***** DATA SUPPLIED

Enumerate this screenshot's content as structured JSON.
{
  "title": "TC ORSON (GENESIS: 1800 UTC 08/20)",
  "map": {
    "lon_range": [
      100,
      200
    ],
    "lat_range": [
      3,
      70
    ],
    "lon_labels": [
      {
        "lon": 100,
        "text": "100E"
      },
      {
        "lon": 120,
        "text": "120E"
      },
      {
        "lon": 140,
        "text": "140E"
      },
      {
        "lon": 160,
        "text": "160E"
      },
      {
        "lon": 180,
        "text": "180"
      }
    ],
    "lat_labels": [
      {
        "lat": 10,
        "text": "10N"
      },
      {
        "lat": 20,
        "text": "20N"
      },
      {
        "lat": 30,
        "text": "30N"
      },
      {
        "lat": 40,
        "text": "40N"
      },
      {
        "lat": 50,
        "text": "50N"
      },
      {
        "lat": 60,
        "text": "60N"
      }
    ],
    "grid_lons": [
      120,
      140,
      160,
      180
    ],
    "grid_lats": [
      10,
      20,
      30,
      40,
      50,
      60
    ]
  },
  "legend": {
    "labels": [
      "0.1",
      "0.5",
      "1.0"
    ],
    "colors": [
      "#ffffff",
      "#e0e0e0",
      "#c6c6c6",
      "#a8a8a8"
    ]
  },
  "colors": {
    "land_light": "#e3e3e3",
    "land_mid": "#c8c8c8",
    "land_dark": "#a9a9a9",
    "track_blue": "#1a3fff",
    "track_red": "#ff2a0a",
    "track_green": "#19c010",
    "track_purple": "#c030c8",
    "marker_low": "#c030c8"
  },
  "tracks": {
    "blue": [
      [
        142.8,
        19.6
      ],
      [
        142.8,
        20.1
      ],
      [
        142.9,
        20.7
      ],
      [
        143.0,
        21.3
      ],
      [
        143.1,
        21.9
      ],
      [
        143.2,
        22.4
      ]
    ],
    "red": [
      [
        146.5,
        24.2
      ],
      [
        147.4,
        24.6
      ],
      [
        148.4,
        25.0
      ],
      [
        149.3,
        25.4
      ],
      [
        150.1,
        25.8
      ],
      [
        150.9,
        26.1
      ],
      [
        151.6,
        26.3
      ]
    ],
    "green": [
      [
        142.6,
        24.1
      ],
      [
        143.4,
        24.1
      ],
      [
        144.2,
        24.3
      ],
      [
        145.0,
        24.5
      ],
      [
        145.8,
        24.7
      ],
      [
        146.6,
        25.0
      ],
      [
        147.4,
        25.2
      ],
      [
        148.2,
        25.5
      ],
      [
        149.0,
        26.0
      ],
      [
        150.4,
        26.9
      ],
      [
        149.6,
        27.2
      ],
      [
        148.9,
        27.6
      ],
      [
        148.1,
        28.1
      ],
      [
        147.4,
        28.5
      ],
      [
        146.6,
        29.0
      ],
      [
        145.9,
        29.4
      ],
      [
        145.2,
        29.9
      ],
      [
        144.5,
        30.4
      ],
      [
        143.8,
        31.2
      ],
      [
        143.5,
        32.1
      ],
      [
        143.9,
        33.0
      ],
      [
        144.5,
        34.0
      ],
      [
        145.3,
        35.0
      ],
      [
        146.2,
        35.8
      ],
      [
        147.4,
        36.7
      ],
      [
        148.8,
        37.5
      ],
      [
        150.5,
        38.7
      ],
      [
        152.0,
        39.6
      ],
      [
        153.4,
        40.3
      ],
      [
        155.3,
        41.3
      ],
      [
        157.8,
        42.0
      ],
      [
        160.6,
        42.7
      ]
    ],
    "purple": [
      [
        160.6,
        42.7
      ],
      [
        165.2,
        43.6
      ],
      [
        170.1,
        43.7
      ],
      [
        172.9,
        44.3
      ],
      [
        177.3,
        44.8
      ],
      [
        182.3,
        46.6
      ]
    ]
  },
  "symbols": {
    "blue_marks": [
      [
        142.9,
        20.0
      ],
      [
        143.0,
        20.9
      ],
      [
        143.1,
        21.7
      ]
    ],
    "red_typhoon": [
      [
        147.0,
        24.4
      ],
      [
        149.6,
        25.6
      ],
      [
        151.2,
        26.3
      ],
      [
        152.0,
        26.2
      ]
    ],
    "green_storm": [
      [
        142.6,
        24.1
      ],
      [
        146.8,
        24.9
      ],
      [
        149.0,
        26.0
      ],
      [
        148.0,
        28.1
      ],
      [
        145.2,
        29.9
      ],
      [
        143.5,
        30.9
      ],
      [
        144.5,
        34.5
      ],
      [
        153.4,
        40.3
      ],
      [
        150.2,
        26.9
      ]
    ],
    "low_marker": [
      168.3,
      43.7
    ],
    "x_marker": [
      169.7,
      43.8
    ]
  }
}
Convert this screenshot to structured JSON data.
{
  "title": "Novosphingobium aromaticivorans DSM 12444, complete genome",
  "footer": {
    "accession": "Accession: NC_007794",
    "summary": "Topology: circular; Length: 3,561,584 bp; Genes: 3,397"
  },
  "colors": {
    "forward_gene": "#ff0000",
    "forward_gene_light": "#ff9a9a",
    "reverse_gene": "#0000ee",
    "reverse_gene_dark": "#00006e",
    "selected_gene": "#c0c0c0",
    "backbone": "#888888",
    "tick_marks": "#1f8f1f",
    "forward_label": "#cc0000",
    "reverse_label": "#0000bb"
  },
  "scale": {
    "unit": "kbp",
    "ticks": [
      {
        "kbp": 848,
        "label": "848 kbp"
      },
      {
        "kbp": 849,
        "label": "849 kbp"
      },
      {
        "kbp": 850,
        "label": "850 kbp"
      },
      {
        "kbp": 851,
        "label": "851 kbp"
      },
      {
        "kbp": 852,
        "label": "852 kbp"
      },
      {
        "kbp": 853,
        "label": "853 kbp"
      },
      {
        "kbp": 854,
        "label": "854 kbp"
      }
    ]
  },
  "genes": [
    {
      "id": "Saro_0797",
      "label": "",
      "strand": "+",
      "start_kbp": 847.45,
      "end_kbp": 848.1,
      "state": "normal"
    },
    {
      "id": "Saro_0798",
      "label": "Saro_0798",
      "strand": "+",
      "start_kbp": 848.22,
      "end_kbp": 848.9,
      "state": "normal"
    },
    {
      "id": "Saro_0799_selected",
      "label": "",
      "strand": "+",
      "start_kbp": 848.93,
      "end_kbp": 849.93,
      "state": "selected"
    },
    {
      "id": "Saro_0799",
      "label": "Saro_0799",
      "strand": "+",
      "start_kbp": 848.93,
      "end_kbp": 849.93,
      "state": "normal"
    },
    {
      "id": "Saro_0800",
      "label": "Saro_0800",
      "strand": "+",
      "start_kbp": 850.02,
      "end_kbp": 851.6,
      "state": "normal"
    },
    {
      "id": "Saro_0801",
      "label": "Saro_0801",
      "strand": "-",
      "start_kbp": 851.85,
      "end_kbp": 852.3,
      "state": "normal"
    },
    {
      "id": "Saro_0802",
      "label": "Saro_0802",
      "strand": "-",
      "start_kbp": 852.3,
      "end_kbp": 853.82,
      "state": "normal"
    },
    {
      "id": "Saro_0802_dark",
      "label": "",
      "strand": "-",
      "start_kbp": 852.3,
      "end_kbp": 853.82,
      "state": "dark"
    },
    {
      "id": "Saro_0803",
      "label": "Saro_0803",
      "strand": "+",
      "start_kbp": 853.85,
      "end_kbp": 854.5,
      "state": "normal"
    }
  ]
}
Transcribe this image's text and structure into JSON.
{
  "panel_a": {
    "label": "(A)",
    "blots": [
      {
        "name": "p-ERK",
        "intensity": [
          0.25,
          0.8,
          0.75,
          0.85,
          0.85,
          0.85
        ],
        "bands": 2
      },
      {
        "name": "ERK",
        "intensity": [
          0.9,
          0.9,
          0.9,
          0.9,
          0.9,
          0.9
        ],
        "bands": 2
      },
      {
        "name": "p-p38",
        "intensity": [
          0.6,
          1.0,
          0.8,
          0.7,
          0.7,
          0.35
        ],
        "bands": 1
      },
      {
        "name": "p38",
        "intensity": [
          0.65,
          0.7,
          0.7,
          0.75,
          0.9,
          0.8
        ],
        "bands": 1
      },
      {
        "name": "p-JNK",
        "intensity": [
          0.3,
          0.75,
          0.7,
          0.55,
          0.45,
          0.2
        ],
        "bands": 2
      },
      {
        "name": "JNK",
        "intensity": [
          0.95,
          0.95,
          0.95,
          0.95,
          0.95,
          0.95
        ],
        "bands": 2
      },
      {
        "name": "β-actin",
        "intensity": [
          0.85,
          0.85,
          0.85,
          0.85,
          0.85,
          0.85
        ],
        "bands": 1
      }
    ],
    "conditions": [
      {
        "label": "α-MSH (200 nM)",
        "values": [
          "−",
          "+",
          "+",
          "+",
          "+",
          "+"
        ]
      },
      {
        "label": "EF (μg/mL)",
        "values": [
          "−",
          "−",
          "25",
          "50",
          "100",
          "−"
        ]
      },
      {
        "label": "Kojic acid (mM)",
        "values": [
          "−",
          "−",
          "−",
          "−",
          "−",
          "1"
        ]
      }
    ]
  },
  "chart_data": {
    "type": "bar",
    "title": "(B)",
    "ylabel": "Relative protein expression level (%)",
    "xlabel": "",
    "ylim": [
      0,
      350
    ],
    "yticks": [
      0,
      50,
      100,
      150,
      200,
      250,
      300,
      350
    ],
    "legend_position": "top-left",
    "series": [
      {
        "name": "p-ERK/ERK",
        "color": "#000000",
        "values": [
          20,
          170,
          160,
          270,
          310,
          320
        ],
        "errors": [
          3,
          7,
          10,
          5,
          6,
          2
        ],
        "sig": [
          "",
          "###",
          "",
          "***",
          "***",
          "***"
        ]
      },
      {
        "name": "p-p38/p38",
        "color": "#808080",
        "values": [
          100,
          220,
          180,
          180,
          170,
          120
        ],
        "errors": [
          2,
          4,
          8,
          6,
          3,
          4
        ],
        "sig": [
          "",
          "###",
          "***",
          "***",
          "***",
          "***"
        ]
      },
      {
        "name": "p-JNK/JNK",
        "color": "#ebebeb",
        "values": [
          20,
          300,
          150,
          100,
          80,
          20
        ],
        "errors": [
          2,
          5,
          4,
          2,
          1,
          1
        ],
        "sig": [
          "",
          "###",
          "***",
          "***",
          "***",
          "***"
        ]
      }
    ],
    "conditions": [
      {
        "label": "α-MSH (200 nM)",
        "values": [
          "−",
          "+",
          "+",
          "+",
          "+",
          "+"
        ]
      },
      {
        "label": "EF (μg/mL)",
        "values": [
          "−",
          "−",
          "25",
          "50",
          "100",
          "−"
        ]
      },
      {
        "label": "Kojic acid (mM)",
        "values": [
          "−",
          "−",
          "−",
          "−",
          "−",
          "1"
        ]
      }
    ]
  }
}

**********

WHAT TO DO: For each line in the entries that holds "structured", return that line.

SOLUTION:
Enumerate this screenshot's content as structured JSON.
Convert this screenshot to structured JSON data.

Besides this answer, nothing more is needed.